PROMPT >> Reproduce all the lines below exactly and omit the images.

DATA TO USE >>

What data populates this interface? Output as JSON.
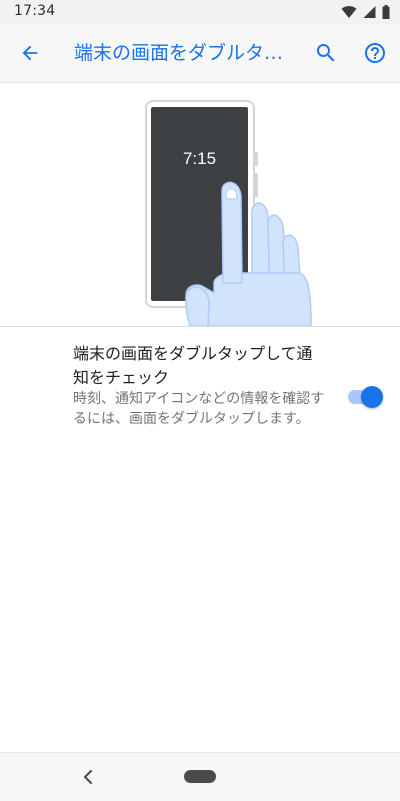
{
  "status_bar": {
    "time": "17:34",
    "icons": [
      "wifi-icon",
      "cellular-signal-icon",
      "battery-icon"
    ]
  },
  "app_bar": {
    "title": "端末の画面をダブルタップして通知をチェック",
    "back_icon": "arrow-back-icon",
    "search_icon": "search-icon",
    "help_icon": "help-circle-icon",
    "accent_color": "#1a73e8"
  },
  "illustration": {
    "clock_text": "7:15"
  },
  "setting": {
    "title": "端末の画面をダブルタップして通知をチェック",
    "summary": "時刻、通知アイコンなどの情報を確認するには、画面をダブルタップします。",
    "toggle_on": true
  },
  "nav_bar": {
    "back_icon": "nav-back-icon",
    "home_icon": "home-pill-icon"
  }
}
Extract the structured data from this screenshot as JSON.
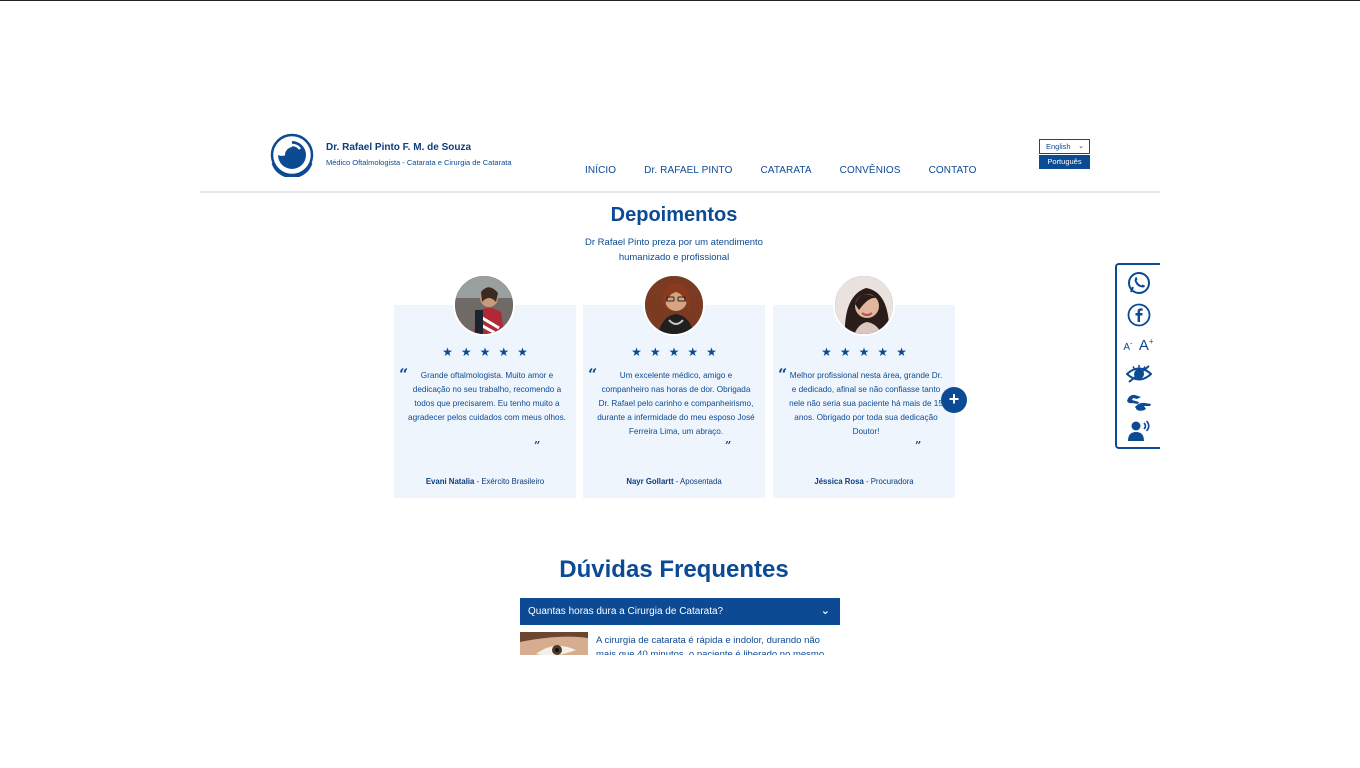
{
  "brand": {
    "name": "Dr. Rafael Pinto F. M. de Souza",
    "subtitle": "Médico Oftalmologista - Catarata e Cirurgia de Catarata"
  },
  "nav": [
    "INÍCIO",
    "Dr. RAFAEL PINTO",
    "CATARATA",
    "CONVÊNIOS",
    "CONTATO"
  ],
  "language": {
    "selected": "English",
    "option": "Português"
  },
  "testimonials": {
    "title": "Depoimentos",
    "subtitle": "Dr Rafael Pinto preza por um atendimento humanizado e profissional",
    "stars": "★★★★★",
    "items": [
      {
        "text": "Grande oftalmologista. Muito amor e dedicação no seu trabalho, recomendo a todos que precisarem. Eu tenho muito a agradecer pelos cuidados com meus olhos.",
        "name": "Evani Natalia",
        "role": "Exército Brasileiro"
      },
      {
        "text": "Um excelente médico, amigo e companheiro nas horas de dor. Obrigada Dr. Rafael pelo carinho e companheirismo, durante a infermidade do meu esposo José Ferreira Lima, um abraço.",
        "name": "Nayr Gollartt",
        "role": "Aposentada"
      },
      {
        "text": "Melhor profissional nesta área, grande Dr. e dedicado, afinal se não confiasse tanto nele não seria sua paciente há mais de 15 anos. Obrigado por toda sua dedicação Doutor!",
        "name": "Jéssica Rosa",
        "role": "Procuradora"
      }
    ],
    "more_label": "+"
  },
  "faq": {
    "title": "Dúvidas Frequentes",
    "question": "Quantas horas dura a Cirurgia de Catarata?",
    "answer": "A cirurgia de catarata é rápida e indolor, durando não mais que 40 minutos, o paciente é liberado no mesmo"
  },
  "toolbar": {
    "icons": [
      "whatsapp-icon",
      "facebook-icon",
      "font-size-icon",
      "low-vision-icon",
      "sign-language-icon",
      "audio-reader-icon"
    ],
    "font_small": "A",
    "font_large": "A",
    "font_minus": "-",
    "font_plus": "+"
  },
  "colors": {
    "primary": "#0c4a94",
    "card_bg": "#eff5fc",
    "header_border": "#e6e9ee"
  }
}
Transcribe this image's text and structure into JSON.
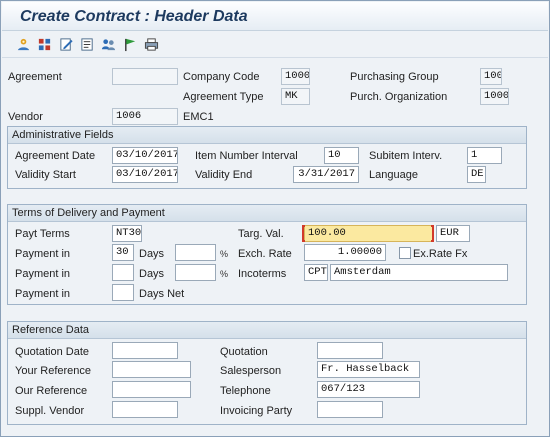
{
  "title": "Create Contract : Header Data",
  "toolbar": {
    "icons": [
      "partners-icon",
      "org-data-icon",
      "texts-icon",
      "conditions-icon",
      "address-icon",
      "flag-icon",
      "print-icon"
    ]
  },
  "header": {
    "agreement_label": "Agreement",
    "agreement_value": "",
    "company_code_label": "Company Code",
    "company_code_value": "1000",
    "purchasing_group_label": "Purchasing Group",
    "purchasing_group_value": "100",
    "agreement_type_label": "Agreement Type",
    "agreement_type_value": "MK",
    "purch_org_label": "Purch. Organization",
    "purch_org_value": "1000",
    "vendor_label": "Vendor",
    "vendor_value": "1006",
    "vendor_name": "EMC1"
  },
  "admin": {
    "title": "Administrative Fields",
    "agreement_date_label": "Agreement Date",
    "agreement_date_value": "03/10/2017",
    "item_interval_label": "Item Number Interval",
    "item_interval_value": "10",
    "subitem_interval_label": "Subitem Interv.",
    "subitem_interval_value": "1",
    "validity_start_label": "Validity Start",
    "validity_start_value": "03/10/2017",
    "validity_end_label": "Validity End",
    "validity_end_value": "3/31/2017",
    "language_label": "Language",
    "language_value": "DE"
  },
  "delivery": {
    "title": "Terms of Delivery and Payment",
    "payt_terms_label": "Payt Terms",
    "payt_terms_value": "NT30",
    "targ_val_label": "Targ. Val.",
    "targ_val_value": "100.00",
    "currency_value": "EUR",
    "payment_in_1_label": "Payment in",
    "payment_in_1_days": "30",
    "days_1_label": "Days",
    "percent_1_value": "",
    "percent_sign": "%",
    "exch_rate_label": "Exch. Rate",
    "exch_rate_value": "1.00000",
    "exch_rate_fx_label": "Ex.Rate Fx",
    "payment_in_2_label": "Payment in",
    "payment_in_2_days": "",
    "days_2_label": "Days",
    "percent_2_value": "",
    "incoterms_label": "Incoterms",
    "incoterms_code": "CPT",
    "incoterms_place": "Amsterdam",
    "payment_in_3_label": "Payment in",
    "payment_in_3_days": "",
    "days_net_label": "Days Net"
  },
  "reference": {
    "title": "Reference Data",
    "quotation_date_label": "Quotation Date",
    "quotation_date_value": "",
    "quotation_label": "Quotation",
    "quotation_value": "",
    "your_reference_label": "Your Reference",
    "your_reference_value": "",
    "salesperson_label": "Salesperson",
    "salesperson_value": "Fr. Hasselback",
    "our_reference_label": "Our Reference",
    "our_reference_value": "",
    "telephone_label": "Telephone",
    "telephone_value": "067/123",
    "suppl_vendor_label": "Suppl. Vendor",
    "suppl_vendor_value": "",
    "invoicing_party_label": "Invoicing Party",
    "invoicing_party_value": ""
  }
}
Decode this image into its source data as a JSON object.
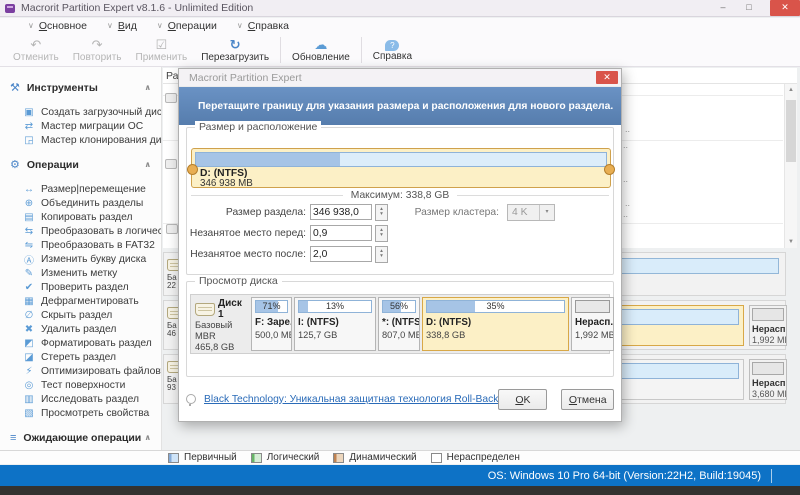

REPLY TO THE EXERCISE >>
What data populates this interface? Output as JSON.
{
  "status_bar": {
    "time": "17:34",
    "icons": [
      "wifi-icon",
      "cellular-signal-icon",
      "battery-icon"
    ]
  },
  "app_bar": {
    "title": "端末の画面をダブルタップして通知をチェック",
    "back_icon": "arrow-back-icon",
    "search_icon": "search-icon",
    "help_icon": "help-circle-icon",
    "accent_color": "#1a73e8"
  },
  "illustration": {
    "clock_text": "7:15"
  },
  "setting": {
    "title": "端末の画面をダブルタップして通知をチェック",
    "summary": "時刻、通知アイコンなどの情報を確認するには、画面をダブルタップします。",
    "toggle_on": true
  },
  "nav_bar": {
    "back_icon": "nav-back-icon",
    "home_icon": "home-pill-icon"
  }
}
Extract the structured data from this screenshot as JSON.
{
  "brand": {
    "name": "Dr. Rafael Pinto F. M. de Souza",
    "subtitle": "Médico Oftalmologista - Catarata e Cirurgia de Catarata"
  },
  "nav": [
    "INÍCIO",
    "Dr. RAFAEL PINTO",
    "CATARATA",
    "CONVÊNIOS",
    "CONTATO"
  ],
  "language": {
    "selected": "English",
    "option": "Português"
  },
  "testimonials": {
    "title": "Depoimentos",
    "subtitle": "Dr Rafael Pinto preza por um atendimento humanizado e profissional",
    "stars": "★★★★★",
    "items": [
      {
        "text": "Grande oftalmologista. Muito amor e dedicação no seu trabalho, recomendo a todos que precisarem. Eu tenho muito a agradecer pelos cuidados com meus olhos.",
        "name": "Evani Natalia",
        "role": "Exército Brasileiro"
      },
      {
        "text": "Um excelente médico, amigo e companheiro nas horas de dor. Obrigada Dr. Rafael pelo carinho e companheirismo, durante a infermidade do meu esposo José Ferreira Lima, um abraço.",
        "name": "Nayr Gollartt",
        "role": "Aposentada"
      },
      {
        "text": "Melhor profissional nesta área, grande Dr. e dedicado, afinal se não confiasse tanto nele não seria sua paciente há mais de 15 anos. Obrigado por toda sua dedicação Doutor!",
        "name": "Jéssica Rosa",
        "role": "Procuradora"
      }
    ],
    "more_label": "+"
  },
  "faq": {
    "title": "Dúvidas Frequentes",
    "question": "Quantas horas dura a Cirurgia de Catarata?",
    "answer": "A cirurgia de catarata é rápida e indolor, durando não mais que 40 minutos, o paciente é liberado no mesmo"
  },
  "toolbar": {
    "icons": [
      "whatsapp-icon",
      "facebook-icon",
      "font-size-icon",
      "low-vision-icon",
      "sign-language-icon",
      "audio-reader-icon"
    ],
    "font_small": "A",
    "font_large": "A",
    "font_minus": "-",
    "font_plus": "+"
  },
  "colors": {
    "primary": "#0c4a94",
    "card_bg": "#eff5fc",
    "header_border": "#e6e9ee"
  }
}
Transcribe this image's text and structure into JSON.
{
  "title": "Create Contract : Header Data",
  "toolbar": {
    "icons": [
      "partners-icon",
      "org-data-icon",
      "texts-icon",
      "conditions-icon",
      "address-icon",
      "flag-icon",
      "print-icon"
    ]
  },
  "header": {
    "agreement_label": "Agreement",
    "agreement_value": "",
    "company_code_label": "Company Code",
    "company_code_value": "1000",
    "purchasing_group_label": "Purchasing Group",
    "purchasing_group_value": "100",
    "agreement_type_label": "Agreement Type",
    "agreement_type_value": "MK",
    "purch_org_label": "Purch. Organization",
    "purch_org_value": "1000",
    "vendor_label": "Vendor",
    "vendor_value": "1006",
    "vendor_name": "EMC1"
  },
  "admin": {
    "title": "Administrative Fields",
    "agreement_date_label": "Agreement Date",
    "agreement_date_value": "03/10/2017",
    "item_interval_label": "Item Number Interval",
    "item_interval_value": "10",
    "subitem_interval_label": "Subitem Interv.",
    "subitem_interval_value": "1",
    "validity_start_label": "Validity Start",
    "validity_start_value": "03/10/2017",
    "validity_end_label": "Validity End",
    "validity_end_value": "3/31/2017",
    "language_label": "Language",
    "language_value": "DE"
  },
  "delivery": {
    "title": "Terms of Delivery and Payment",
    "payt_terms_label": "Payt Terms",
    "payt_terms_value": "NT30",
    "targ_val_label": "Targ. Val.",
    "targ_val_value": "100.00",
    "currency_value": "EUR",
    "payment_in_1_label": "Payment in",
    "payment_in_1_days": "30",
    "days_1_label": "Days",
    "percent_1_value": "",
    "percent_sign": "%",
    "exch_rate_label": "Exch. Rate",
    "exch_rate_value": "1.00000",
    "exch_rate_fx_label": "Ex.Rate Fx",
    "payment_in_2_label": "Payment in",
    "payment_in_2_days": "",
    "days_2_label": "Days",
    "percent_2_value": "",
    "incoterms_label": "Incoterms",
    "incoterms_code": "CPT",
    "incoterms_place": "Amsterdam",
    "payment_in_3_label": "Payment in",
    "payment_in_3_days": "",
    "days_net_label": "Days Net"
  },
  "reference": {
    "title": "Reference Data",
    "quotation_date_label": "Quotation Date",
    "quotation_date_value": "",
    "quotation_label": "Quotation",
    "quotation_value": "",
    "your_reference_label": "Your Reference",
    "your_reference_value": "",
    "salesperson_label": "Salesperson",
    "salesperson_value": "Fr. Hasselback",
    "our_reference_label": "Our Reference",
    "our_reference_value": "",
    "telephone_label": "Telephone",
    "telephone_value": "067/123",
    "suppl_vendor_label": "Suppl. Vendor",
    "suppl_vendor_value": "",
    "invoicing_party_label": "Invoicing Party",
    "invoicing_party_value": ""
  }
}
Decode this image into its source data as a JSON object.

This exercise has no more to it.